AUSZUG.
--------------------------------------------------
Von seinem USA-Aufenthalt hat unser Autor Br. Andreas im Sendboten mehrfach berichtet. Als „Nachzügler" folgt nun noch ein Artikel über Mexiko. Das südamerikanische Land hat er gemeinsam mit einem mexikanischen Bruder besucht – und war begeistert von der Herzlichkeit der Menschen inmitten ihres kontrastreichen Lebens. 


Manchmal hat man das Glück, dass verrückte Ideen wahr werden: Br. Jesús Grajeda hatte mich eingeladen, mit ihm für fünf Tage nach Mexiko zu fahren. Nach Rücksprache mit meinem Provinzialminister konnte ich meinen halbjährigen Studienaufenthalt in den USA mit dieser Reise krönen.
--------------------------------------------------
AUFLISTUNG.
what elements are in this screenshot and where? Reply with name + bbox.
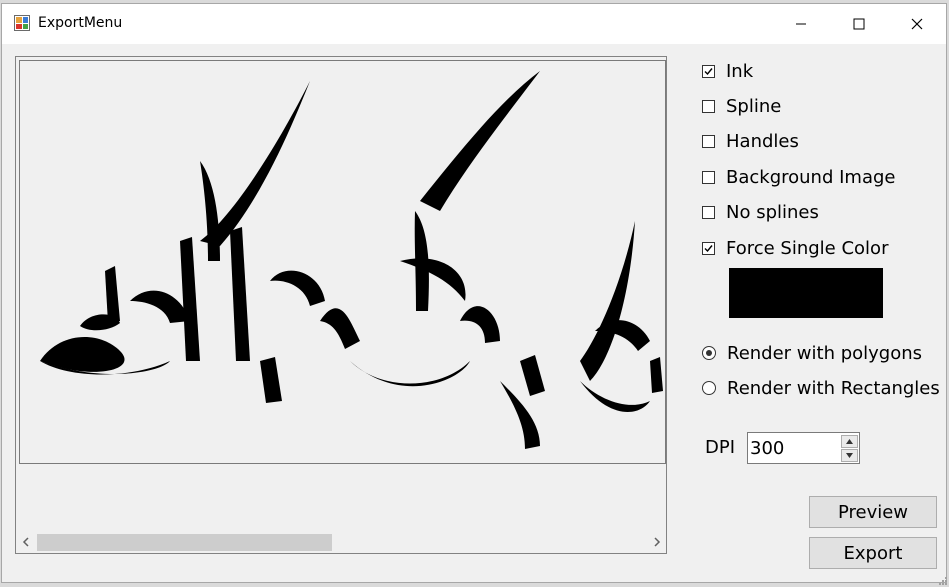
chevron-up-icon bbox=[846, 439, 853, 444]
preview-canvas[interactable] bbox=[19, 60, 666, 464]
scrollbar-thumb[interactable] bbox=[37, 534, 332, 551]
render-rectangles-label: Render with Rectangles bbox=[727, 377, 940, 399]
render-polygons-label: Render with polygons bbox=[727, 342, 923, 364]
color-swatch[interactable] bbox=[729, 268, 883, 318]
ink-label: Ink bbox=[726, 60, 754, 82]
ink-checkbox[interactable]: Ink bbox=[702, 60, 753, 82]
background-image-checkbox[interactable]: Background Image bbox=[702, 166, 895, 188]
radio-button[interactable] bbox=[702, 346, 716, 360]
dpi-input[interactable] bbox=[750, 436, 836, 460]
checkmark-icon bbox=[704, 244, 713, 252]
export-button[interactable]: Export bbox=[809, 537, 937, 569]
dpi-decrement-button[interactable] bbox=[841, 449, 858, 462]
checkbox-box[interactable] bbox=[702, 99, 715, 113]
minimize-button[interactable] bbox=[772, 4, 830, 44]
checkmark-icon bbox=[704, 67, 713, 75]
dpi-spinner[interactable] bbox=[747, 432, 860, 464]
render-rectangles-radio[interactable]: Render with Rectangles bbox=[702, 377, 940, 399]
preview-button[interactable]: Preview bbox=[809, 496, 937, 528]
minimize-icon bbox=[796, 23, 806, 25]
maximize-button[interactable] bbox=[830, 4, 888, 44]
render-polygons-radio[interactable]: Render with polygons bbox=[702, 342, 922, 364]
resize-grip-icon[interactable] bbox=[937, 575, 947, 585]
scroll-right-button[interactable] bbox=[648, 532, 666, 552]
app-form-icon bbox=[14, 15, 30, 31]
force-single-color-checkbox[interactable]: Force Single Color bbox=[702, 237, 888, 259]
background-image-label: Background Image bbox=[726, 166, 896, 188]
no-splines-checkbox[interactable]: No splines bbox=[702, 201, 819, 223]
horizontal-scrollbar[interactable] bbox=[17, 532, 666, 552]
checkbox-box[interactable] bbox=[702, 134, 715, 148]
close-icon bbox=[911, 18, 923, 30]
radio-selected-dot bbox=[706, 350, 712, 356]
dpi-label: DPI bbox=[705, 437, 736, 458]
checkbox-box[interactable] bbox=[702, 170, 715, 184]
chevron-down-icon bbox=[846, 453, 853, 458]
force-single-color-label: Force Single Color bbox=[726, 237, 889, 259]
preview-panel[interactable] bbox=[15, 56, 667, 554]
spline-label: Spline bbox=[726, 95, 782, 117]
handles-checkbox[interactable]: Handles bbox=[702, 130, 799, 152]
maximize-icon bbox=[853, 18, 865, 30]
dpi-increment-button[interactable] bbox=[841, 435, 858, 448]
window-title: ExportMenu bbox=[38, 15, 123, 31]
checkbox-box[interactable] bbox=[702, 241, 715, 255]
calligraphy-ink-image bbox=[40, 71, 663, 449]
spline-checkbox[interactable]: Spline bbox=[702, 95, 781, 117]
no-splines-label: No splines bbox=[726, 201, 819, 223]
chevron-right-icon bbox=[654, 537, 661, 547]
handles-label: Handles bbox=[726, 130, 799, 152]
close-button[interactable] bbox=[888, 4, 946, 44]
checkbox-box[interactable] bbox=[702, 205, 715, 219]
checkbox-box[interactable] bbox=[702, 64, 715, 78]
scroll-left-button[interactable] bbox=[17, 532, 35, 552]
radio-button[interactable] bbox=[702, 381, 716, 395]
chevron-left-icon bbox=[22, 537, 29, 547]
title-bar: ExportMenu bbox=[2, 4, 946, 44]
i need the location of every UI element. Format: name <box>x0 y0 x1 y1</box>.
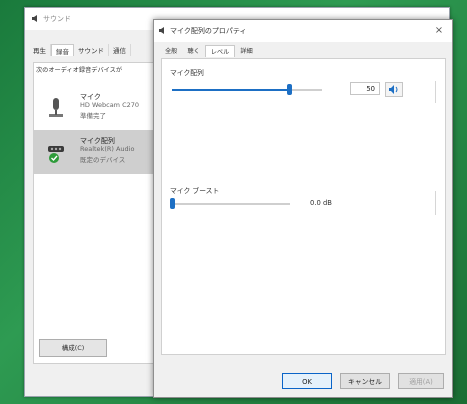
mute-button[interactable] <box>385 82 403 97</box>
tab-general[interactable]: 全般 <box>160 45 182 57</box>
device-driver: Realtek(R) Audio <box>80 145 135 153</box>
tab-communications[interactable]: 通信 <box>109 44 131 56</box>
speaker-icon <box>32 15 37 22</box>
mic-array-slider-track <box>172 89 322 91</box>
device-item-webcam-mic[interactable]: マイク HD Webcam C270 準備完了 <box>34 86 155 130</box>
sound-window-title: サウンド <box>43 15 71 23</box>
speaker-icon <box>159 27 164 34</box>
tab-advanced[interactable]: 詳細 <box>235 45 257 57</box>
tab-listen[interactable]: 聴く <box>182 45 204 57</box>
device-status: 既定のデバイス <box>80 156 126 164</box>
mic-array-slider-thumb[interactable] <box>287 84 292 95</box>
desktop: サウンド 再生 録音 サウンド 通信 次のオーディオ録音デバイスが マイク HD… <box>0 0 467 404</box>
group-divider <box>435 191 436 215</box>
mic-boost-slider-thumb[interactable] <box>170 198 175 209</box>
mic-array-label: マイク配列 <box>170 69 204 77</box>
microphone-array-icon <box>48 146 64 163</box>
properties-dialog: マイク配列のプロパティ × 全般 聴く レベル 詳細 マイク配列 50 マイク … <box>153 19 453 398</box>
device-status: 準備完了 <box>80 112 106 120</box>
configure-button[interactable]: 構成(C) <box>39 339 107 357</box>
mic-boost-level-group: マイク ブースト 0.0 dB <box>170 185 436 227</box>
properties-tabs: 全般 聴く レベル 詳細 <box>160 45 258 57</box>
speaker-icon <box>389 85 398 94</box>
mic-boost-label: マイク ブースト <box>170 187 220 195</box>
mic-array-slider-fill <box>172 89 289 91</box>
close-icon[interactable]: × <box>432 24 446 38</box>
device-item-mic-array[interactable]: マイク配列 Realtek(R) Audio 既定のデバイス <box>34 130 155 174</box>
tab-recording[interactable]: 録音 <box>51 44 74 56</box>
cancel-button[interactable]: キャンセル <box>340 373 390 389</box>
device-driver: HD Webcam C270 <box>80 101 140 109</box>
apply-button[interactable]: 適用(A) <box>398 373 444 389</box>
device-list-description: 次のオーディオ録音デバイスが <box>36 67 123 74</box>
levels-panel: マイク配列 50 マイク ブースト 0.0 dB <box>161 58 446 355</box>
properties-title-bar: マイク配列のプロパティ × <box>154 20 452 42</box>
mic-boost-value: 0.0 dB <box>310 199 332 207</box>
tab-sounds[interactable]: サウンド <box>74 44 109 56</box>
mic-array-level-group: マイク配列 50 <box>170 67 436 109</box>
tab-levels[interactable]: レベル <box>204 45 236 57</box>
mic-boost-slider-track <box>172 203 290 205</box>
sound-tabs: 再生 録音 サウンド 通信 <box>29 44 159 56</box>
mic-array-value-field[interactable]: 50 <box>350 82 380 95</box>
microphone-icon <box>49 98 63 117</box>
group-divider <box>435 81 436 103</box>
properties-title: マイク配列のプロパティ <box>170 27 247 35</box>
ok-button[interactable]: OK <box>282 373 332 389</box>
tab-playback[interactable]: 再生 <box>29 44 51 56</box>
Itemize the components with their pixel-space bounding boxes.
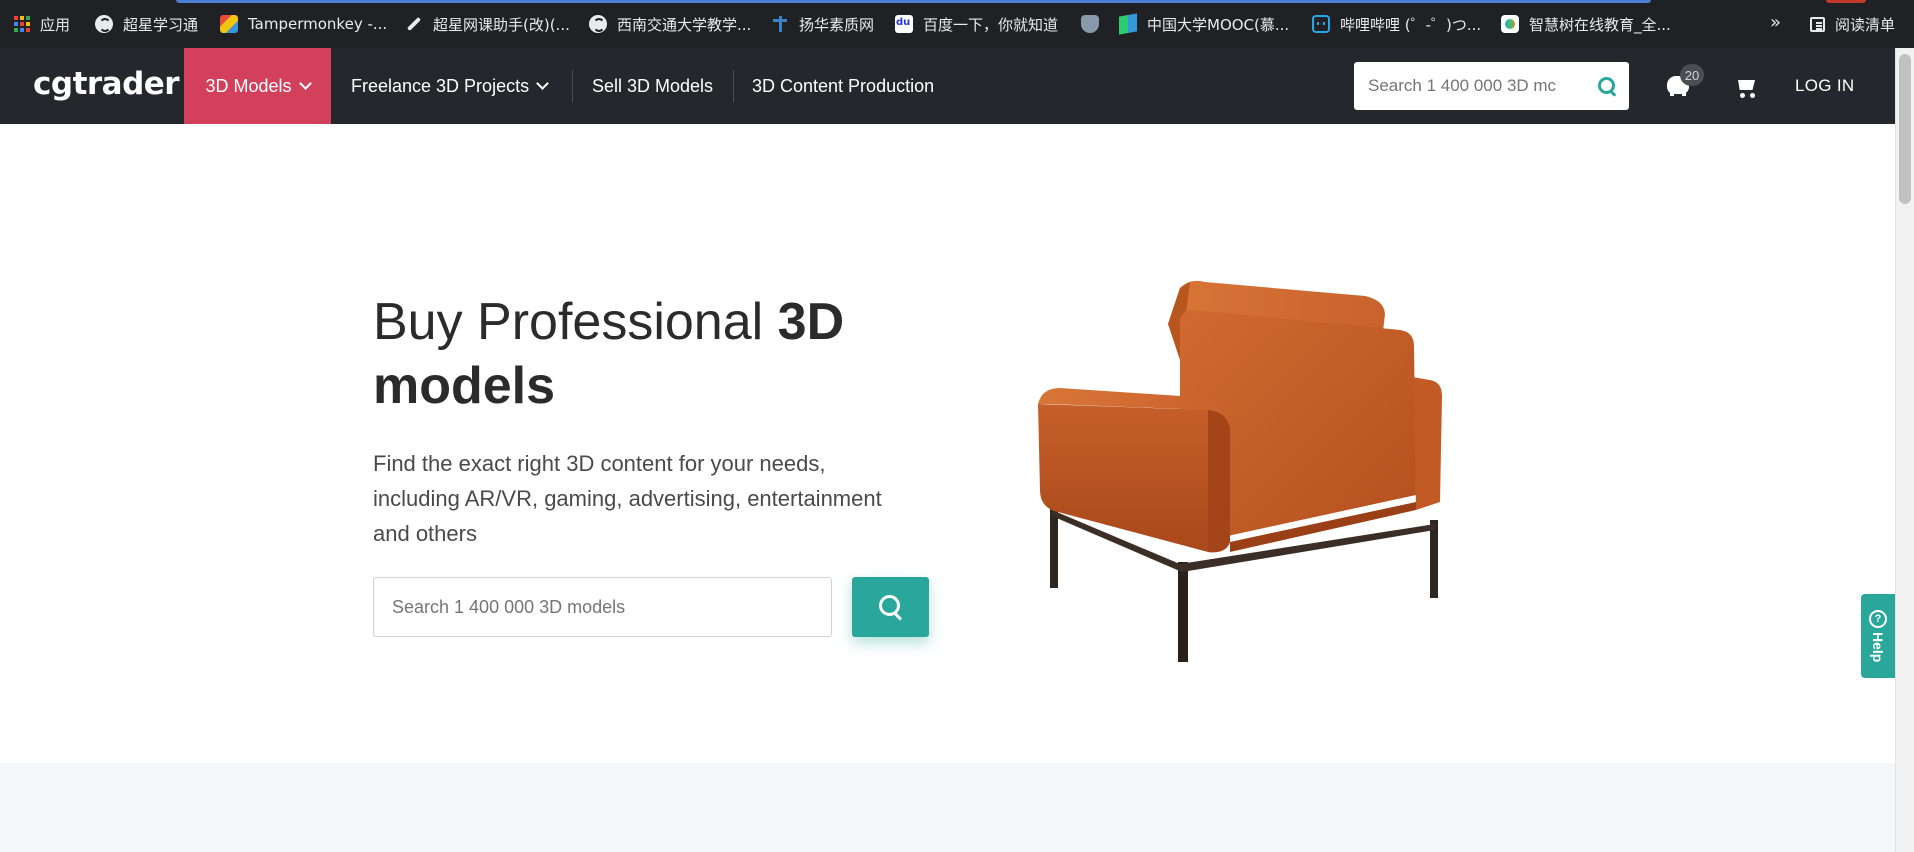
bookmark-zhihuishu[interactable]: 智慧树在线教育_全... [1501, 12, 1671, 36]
--------------------------------------------------
AUFGABEN.
1. Ändere im Text über die Mexikoreise alles von „Von seinem USA-Aufenthalt“ bis hinunter zu „ihres kontrastreichen Lebens.“, indem du „Artikel“ durch „Bericht“ ersetzt, und gib diesen Abschnitt wieder.
2. Für wie viele Tage sollte die Reise nach Mexiko laut dem Text über die Mexikoreise dauern?
3. Zähle alle Personen auf, die im Text über die Mexikoreise mit einem Namen oder einer Amtsbezeichnung genannt werden.

LÖSUNGEN.
1.
Von seinem USA-Aufenthalt hat unser Autor Br. Andreas im Sendboten mehrfach berichtet. Als „Nachzügler" folgt nun noch ein Bericht über Mexiko. Das südamerikanische Land hat er gemeinsam mit einem mexikanischen Bruder besucht – und war begeistert von der Herzlichkeit der Menschen inmitten ihres kontrastreichen Lebens.

2. Für fünf Tage.

3. Br. Andreas, Br. Jesús Grajeda, der Provinzialminister